Required work:
Pick out each line of the records that includes the string "marker", and copy it.

Supplied data:
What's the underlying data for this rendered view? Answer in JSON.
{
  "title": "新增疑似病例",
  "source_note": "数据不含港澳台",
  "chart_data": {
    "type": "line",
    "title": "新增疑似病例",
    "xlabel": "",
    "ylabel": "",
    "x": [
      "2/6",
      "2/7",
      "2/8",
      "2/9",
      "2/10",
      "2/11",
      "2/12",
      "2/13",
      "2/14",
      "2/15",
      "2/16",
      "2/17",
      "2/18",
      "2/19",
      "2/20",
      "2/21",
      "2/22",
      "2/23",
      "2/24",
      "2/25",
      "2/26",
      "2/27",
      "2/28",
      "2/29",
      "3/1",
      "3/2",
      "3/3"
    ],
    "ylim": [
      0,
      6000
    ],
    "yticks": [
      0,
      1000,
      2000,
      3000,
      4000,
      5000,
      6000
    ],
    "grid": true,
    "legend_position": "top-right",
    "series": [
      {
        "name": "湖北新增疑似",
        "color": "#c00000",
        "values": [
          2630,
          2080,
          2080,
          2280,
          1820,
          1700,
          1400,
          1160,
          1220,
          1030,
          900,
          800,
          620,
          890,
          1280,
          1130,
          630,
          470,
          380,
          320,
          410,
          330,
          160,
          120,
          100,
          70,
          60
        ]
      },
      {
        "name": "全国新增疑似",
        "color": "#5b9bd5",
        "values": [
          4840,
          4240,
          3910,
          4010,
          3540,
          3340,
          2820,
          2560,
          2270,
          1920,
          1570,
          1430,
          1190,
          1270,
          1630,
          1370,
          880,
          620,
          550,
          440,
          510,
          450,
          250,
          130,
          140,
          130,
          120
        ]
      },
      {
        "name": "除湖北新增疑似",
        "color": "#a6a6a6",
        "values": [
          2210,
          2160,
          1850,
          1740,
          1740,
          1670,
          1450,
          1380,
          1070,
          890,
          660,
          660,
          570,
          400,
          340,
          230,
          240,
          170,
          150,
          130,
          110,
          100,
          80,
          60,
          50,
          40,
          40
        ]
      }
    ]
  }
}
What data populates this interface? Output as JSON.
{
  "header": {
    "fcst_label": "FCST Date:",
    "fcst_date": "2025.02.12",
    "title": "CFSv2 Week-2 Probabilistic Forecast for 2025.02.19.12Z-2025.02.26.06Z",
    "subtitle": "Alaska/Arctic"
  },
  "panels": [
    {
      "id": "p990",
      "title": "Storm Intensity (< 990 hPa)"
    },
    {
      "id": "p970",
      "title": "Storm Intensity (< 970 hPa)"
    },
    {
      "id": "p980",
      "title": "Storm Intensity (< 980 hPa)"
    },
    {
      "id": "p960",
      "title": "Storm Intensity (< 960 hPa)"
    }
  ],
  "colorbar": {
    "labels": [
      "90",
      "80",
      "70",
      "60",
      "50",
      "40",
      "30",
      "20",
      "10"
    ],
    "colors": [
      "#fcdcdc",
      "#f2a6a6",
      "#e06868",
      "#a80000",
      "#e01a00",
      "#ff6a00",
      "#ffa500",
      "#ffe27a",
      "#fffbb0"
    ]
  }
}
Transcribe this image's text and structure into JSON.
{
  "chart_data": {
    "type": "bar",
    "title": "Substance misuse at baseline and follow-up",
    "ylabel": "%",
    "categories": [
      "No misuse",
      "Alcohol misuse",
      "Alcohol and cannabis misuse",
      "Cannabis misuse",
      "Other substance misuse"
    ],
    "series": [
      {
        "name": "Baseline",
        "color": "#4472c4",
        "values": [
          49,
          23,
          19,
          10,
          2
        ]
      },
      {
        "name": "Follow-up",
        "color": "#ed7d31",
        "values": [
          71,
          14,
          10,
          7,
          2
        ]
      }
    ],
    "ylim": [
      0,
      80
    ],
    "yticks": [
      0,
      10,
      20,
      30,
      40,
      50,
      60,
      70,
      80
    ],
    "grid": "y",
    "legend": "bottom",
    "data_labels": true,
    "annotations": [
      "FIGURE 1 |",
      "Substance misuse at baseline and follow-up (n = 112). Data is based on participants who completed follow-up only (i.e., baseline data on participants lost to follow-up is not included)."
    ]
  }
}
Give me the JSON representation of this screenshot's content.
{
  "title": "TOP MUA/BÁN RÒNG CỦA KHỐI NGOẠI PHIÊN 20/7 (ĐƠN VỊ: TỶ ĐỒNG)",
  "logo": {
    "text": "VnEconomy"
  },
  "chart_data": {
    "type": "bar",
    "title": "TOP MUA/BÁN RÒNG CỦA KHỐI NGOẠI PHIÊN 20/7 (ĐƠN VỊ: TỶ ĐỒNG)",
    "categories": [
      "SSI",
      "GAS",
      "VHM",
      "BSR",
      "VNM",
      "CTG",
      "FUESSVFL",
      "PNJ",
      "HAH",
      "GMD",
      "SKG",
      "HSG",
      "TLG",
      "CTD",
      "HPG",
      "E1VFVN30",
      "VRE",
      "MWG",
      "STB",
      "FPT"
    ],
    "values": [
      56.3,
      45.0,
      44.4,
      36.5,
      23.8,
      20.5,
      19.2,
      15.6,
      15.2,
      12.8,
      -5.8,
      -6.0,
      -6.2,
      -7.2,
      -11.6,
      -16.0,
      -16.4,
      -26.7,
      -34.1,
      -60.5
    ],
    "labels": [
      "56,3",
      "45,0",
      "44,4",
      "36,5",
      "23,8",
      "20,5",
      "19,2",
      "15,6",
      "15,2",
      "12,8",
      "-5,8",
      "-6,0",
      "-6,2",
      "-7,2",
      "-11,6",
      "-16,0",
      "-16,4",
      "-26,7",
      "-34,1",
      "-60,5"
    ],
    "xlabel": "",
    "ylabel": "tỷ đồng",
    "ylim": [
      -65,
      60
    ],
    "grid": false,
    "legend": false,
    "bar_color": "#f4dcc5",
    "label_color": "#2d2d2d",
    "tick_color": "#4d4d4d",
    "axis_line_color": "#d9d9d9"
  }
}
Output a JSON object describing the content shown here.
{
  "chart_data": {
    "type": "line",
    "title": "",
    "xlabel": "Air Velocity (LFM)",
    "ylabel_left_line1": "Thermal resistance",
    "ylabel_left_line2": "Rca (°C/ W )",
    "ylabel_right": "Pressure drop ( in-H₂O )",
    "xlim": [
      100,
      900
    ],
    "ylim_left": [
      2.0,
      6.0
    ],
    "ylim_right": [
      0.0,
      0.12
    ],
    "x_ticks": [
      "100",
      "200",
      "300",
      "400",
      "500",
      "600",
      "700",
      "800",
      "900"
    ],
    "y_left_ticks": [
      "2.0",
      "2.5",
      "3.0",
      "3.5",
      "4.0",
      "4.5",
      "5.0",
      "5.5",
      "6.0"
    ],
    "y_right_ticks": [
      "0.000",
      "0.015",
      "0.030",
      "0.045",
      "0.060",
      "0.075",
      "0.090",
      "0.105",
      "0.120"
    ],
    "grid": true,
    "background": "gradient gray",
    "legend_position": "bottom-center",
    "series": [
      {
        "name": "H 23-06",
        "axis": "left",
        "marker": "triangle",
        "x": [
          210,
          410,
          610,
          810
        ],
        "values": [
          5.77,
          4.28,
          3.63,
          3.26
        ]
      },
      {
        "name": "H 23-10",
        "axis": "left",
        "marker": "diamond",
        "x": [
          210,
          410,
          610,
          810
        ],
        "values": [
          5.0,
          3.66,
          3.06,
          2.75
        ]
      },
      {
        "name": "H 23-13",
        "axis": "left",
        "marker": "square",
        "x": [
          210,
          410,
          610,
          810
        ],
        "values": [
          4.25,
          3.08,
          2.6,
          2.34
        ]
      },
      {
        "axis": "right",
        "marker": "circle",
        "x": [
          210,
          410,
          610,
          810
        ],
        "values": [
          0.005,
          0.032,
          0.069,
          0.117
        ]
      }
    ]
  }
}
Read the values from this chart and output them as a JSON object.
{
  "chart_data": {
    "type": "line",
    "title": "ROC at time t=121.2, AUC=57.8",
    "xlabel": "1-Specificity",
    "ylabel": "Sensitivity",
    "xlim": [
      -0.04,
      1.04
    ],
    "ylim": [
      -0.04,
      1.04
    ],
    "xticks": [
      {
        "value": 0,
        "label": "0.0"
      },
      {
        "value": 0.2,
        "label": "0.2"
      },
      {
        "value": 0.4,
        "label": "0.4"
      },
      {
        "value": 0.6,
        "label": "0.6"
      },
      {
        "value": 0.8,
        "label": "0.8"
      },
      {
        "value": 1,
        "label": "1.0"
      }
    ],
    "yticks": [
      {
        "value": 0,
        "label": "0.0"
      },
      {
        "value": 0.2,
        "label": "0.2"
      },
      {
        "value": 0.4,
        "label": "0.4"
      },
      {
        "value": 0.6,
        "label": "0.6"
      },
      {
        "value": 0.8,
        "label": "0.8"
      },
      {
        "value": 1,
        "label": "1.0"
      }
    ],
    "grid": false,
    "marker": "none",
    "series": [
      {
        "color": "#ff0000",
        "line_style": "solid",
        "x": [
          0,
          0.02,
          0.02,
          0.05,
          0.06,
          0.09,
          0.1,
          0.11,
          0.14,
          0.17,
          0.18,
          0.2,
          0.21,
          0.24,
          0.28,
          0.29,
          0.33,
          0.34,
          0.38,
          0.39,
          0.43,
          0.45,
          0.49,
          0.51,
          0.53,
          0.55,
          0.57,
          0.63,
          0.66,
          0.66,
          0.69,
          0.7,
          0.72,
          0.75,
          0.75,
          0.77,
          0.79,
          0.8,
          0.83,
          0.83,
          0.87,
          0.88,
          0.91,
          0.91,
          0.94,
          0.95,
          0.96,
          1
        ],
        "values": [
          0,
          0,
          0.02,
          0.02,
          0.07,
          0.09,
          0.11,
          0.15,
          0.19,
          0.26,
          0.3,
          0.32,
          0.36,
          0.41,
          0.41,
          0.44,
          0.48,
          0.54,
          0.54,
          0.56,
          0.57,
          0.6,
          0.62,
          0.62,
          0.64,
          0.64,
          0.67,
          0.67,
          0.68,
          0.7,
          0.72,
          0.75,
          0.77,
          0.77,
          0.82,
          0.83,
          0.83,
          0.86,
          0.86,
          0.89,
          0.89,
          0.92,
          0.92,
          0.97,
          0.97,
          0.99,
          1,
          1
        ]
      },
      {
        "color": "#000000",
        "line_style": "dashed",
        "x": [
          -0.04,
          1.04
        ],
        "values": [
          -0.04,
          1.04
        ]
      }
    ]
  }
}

Answer to the problem:
        "marker": "triangle",
        "marker": "diamond",
        "marker": "square",
        "marker": "circle",
    "marker": "none",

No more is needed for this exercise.